DIRECTIVE >> Write the material out again in full, exactly.

════════════════

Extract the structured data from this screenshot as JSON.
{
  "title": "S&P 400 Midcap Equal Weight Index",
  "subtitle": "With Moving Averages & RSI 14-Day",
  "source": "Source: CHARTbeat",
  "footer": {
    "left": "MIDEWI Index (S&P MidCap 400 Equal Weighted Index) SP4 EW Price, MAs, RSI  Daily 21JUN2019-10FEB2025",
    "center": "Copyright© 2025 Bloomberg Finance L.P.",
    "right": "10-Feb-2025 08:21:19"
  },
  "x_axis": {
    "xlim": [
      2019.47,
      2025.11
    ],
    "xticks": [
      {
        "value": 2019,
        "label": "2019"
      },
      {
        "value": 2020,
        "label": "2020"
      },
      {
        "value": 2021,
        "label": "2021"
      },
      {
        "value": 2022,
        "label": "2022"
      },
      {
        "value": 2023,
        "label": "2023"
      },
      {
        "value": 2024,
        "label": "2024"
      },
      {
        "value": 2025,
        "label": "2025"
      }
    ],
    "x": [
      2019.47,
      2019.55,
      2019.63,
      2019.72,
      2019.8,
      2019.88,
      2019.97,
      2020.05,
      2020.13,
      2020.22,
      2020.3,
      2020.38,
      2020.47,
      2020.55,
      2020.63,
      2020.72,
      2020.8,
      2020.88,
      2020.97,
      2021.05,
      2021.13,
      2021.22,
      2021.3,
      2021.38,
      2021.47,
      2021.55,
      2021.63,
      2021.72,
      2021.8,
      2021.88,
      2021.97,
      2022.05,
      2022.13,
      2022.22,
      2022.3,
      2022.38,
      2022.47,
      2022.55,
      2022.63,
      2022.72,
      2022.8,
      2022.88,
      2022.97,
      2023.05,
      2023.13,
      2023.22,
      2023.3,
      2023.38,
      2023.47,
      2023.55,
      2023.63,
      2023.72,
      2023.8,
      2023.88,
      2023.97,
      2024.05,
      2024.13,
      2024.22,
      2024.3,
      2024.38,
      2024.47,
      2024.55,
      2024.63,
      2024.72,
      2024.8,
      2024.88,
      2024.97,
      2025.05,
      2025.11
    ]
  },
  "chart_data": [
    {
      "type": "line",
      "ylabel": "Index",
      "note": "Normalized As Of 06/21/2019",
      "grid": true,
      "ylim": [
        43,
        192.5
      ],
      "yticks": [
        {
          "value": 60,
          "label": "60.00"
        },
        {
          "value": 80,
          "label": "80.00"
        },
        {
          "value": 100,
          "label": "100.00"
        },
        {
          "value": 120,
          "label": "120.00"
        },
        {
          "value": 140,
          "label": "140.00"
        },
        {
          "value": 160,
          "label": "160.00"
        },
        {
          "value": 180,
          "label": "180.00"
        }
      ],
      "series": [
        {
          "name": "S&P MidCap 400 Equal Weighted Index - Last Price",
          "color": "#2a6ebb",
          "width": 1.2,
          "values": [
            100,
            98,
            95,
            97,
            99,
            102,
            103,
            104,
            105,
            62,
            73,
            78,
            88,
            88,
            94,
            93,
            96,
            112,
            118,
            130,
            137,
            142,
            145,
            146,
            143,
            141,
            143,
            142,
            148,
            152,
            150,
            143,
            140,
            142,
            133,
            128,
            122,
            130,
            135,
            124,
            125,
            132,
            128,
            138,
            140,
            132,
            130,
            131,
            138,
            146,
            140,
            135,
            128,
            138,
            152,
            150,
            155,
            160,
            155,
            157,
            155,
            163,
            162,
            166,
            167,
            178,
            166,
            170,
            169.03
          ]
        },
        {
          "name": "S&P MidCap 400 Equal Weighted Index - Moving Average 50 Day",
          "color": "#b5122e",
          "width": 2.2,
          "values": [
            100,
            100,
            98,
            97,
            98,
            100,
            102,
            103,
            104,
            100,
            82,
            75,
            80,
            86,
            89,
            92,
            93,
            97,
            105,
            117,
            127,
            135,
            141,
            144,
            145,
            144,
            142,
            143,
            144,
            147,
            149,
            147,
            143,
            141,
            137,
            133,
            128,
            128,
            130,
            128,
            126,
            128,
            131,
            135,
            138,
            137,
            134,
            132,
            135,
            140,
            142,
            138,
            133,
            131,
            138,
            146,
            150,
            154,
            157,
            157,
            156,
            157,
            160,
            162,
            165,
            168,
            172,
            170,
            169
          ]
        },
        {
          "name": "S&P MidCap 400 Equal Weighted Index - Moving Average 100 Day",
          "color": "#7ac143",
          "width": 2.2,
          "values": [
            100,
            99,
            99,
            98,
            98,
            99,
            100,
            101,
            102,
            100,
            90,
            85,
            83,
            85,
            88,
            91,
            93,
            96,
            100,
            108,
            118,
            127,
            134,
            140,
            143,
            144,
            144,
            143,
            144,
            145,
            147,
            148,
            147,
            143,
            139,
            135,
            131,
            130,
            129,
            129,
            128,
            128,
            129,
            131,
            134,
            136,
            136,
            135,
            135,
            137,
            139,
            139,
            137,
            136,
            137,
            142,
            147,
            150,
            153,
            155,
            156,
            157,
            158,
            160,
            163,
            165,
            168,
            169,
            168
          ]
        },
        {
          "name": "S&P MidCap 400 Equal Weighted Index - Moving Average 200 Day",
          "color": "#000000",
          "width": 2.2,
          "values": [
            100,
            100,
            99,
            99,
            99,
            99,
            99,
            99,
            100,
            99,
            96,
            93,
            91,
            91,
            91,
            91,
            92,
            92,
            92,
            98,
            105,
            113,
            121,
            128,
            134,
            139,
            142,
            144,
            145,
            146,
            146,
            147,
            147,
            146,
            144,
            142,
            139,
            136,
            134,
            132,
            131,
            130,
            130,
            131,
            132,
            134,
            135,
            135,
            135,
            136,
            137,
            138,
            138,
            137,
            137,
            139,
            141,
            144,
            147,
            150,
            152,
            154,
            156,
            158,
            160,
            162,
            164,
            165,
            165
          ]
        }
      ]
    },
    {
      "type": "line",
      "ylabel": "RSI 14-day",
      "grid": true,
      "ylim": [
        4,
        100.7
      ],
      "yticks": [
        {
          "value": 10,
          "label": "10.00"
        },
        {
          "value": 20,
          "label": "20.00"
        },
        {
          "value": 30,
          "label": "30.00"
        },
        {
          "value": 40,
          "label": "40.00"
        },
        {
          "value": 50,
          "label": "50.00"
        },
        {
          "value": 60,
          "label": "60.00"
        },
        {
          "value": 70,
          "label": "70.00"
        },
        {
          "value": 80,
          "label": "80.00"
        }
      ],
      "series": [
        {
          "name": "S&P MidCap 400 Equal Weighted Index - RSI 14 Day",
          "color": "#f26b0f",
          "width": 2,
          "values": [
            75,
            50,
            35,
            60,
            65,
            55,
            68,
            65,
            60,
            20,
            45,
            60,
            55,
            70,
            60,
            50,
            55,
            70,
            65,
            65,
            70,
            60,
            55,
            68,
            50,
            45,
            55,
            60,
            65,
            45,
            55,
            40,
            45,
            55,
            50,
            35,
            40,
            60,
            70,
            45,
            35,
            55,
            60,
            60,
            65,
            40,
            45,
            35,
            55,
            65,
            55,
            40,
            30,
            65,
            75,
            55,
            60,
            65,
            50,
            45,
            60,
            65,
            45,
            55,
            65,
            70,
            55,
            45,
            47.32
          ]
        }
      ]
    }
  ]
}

════════════════

EXERCISE SOLUTION >>
Extract the structured data from this screenshot as JSON.
{
  "title": "S&P 400 Midcap Equal Weight Index",
  "subtitle": "With Moving Averages & RSI 14-Day",
  "source": "Source: CHARTbeat",
  "footer": {
    "left": "MIDEWI Index (S&P MidCap 400 Equal Weighted Index) SP4 EW Price, MAs, RSI  Daily 21JUN2019-10FEB2025",
    "center": "Copyright© 2025 Bloomberg Finance L.P.",
    "right": "10-Feb-2025 08:21:19"
  },
  "x_axis": {
    "xlim": [
      2019.47,
      2025.11
    ],
    "xticks": [
      {
        "value": 2019,
        "label": "2019"
      },
      {
        "value": 2020,
        "label": "2020"
      },
      {
        "value": 2021,
        "label": "2021"
      },
      {
        "value": 2022,
        "label": "2022"
      },
      {
        "value": 2023,
        "label": "2023"
      },
      {
        "value": 2024,
        "label": "2024"
      },
      {
        "value": 2025,
        "label": "2025"
      }
    ],
    "x": [
      2019.47,
      2019.55,
      2019.63,
      2019.72,
      2019.8,
      2019.88,
      2019.97,
      2020.05,
      2020.13,
      2020.22,
      2020.3,
      2020.38,
      2020.47,
      2020.55,
      2020.63,
      2020.72,
      2020.8,
      2020.88,
      2020.97,
      2021.05,
      2021.13,
      2021.22,
      2021.3,
      2021.38,
      2021.47,
      2021.55,
      2021.63,
      2021.72,
      2021.8,
      2021.88,
      2021.97,
      2022.05,
      2022.13,
      2022.22,
      2022.3,
      2022.38,
      2022.47,
      2022.55,
      2022.63,
      2022.72,
      2022.8,
      2022.88,
      2022.97,
      2023.05,
      2023.13,
      2023.22,
      2023.3,
      2023.38,
      2023.47,
      2023.55,
      2023.63,
      2023.72,
      2023.8,
      2023.88,
      2023.97,
      2024.05,
      2024.13,
      2024.22,
      2024.3,
      2024.38,
      2024.47,
      2024.55,
      2024.63,
      2024.72,
      2024.8,
      2024.88,
      2024.97,
      2025.05,
      2025.11
    ]
  },
  "chart_data": [
    {
      "type": "line",
      "ylabel": "Index",
      "note": "Normalized As Of 06/21/2019",
      "grid": true,
      "ylim": [
        43,
        192.5
      ],
      "yticks": [
        {
          "value": 60,
          "label": "60.00"
        },
        {
          "value": 80,
          "label": "80.00"
        },
        {
          "value": 100,
          "label": "100.00"
        },
        {
          "value": 120,
          "label": "120.00"
        },
        {
          "value": 140,
          "label": "140.00"
        },
        {
          "value": 160,
          "label": "160.00"
        },
        {
          "value": 180,
          "label": "180.00"
        }
      ],
      "series": [
        {
          "name": "S&P MidCap 400 Equal Weighted Index - Last Price",
          "color": "#2a6ebb",
          "width": 1.2,
          "values": [
            100,
            98,
            95,
            97,
            99,
            102,
            103,
            104,
            105,
            62,
            73,
            78,
            88,
            88,
            94,
            93,
            96,
            112,
            118,
            130,
            137,
            142,
            145,
            146,
            143,
            141,
            143,
            142,
            148,
            152,
            150,
            143,
            140,
            142,
            133,
            128,
            122,
            130,
            135,
            124,
            125,
            132,
            128,
            138,
            140,
            132,
            130,
            131,
            138,
            146,
            140,
            135,
            128,
            138,
            152,
            150,
            155,
            160,
            155,
            157,
            155,
            163,
            162,
            166,
            167,
            178,
            166,
            170,
            169.03
          ]
        },
        {
          "name": "S&P MidCap 400 Equal Weighted Index - Moving Average 50 Day",
          "color": "#b5122e",
          "width": 2.2,
          "values": [
            100,
            100,
            98,
            97,
            98,
            100,
            102,
            103,
            104,
            100,
            82,
            75,
            80,
            86,
            89,
            92,
            93,
            97,
            105,
            117,
            127,
            135,
            141,
            144,
            145,
            144,
            142,
            143,
            144,
            147,
            149,
            147,
            143,
            141,
            137,
            133,
            128,
            128,
            130,
            128,
            126,
            128,
            131,
            135,
            138,
            137,
            134,
            132,
            135,
            140,
            142,
            138,
            133,
            131,
            138,
            146,
            150,
            154,
            157,
            157,
            156,
            157,
            160,
            162,
            165,
            168,
            172,
            170,
            169
          ]
        },
        {
          "name": "S&P MidCap 400 Equal Weighted Index - Moving Average 100 Day",
          "color": "#7ac143",
          "width": 2.2,
          "values": [
            100,
            99,
            99,
            98,
            98,
            99,
            100,
            101,
            102,
            100,
            90,
            85,
            83,
            85,
            88,
            91,
            93,
            96,
            100,
            108,
            118,
            127,
            134,
            140,
            143,
            144,
            144,
            143,
            144,
            145,
            147,
            148,
            147,
            143,
            139,
            135,
            131,
            130,
            129,
            129,
            128,
            128,
            129,
            131,
            134,
            136,
            136,
            135,
            135,
            137,
            139,
            139,
            137,
            136,
            137,
            142,
            147,
            150,
            153,
            155,
            156,
            157,
            158,
            160,
            163,
            165,
            168,
            169,
            168
          ]
        },
        {
          "name": "S&P MidCap 400 Equal Weighted Index - Moving Average 200 Day",
          "color": "#000000",
          "width": 2.2,
          "values": [
            100,
            100,
            99,
            99,
            99,
            99,
            99,
            99,
            100,
            99,
            96,
            93,
            91,
            91,
            91,
            91,
            92,
            92,
            92,
            98,
            105,
            113,
            121,
            128,
            134,
            139,
            142,
            144,
            145,
            146,
            146,
            147,
            147,
            146,
            144,
            142,
            139,
            136,
            134,
            132,
            131,
            130,
            130,
            131,
            132,
            134,
            135,
            135,
            135,
            136,
            137,
            138,
            138,
            137,
            137,
            139,
            141,
            144,
            147,
            150,
            152,
            154,
            156,
            158,
            160,
            162,
            164,
            165,
            165
          ]
        }
      ]
    },
    {
      "type": "line",
      "ylabel": "RSI 14-day",
      "grid": true,
      "ylim": [
        4,
        100.7
      ],
      "yticks": [
        {
          "value": 10,
          "label": "10.00"
        },
        {
          "value": 20,
          "label": "20.00"
        },
        {
          "value": 30,
          "label": "30.00"
        },
        {
          "value": 40,
          "label": "40.00"
        },
        {
          "value": 50,
          "label": "50.00"
        },
        {
          "value": 60,
          "label": "60.00"
        },
        {
          "value": 70,
          "label": "70.00"
        },
        {
          "value": 80,
          "label": "80.00"
        }
      ],
      "series": [
        {
          "name": "S&P MidCap 400 Equal Weighted Index - RSI 14 Day",
          "color": "#f26b0f",
          "width": 2,
          "values": [
            75,
            50,
            35,
            60,
            65,
            55,
            68,
            65,
            60,
            20,
            45,
            60,
            55,
            70,
            60,
            50,
            55,
            70,
            65,
            65,
            70,
            60,
            55,
            68,
            50,
            45,
            55,
            60,
            65,
            45,
            55,
            40,
            45,
            55,
            50,
            35,
            40,
            60,
            70,
            45,
            35,
            55,
            60,
            60,
            65,
            40,
            45,
            35,
            55,
            65,
            55,
            40,
            30,
            65,
            75,
            55,
            60,
            65,
            50,
            45,
            60,
            65,
            45,
            55,
            65,
            70,
            55,
            45,
            47.32
          ]
        }
      ]
    }
  ]
}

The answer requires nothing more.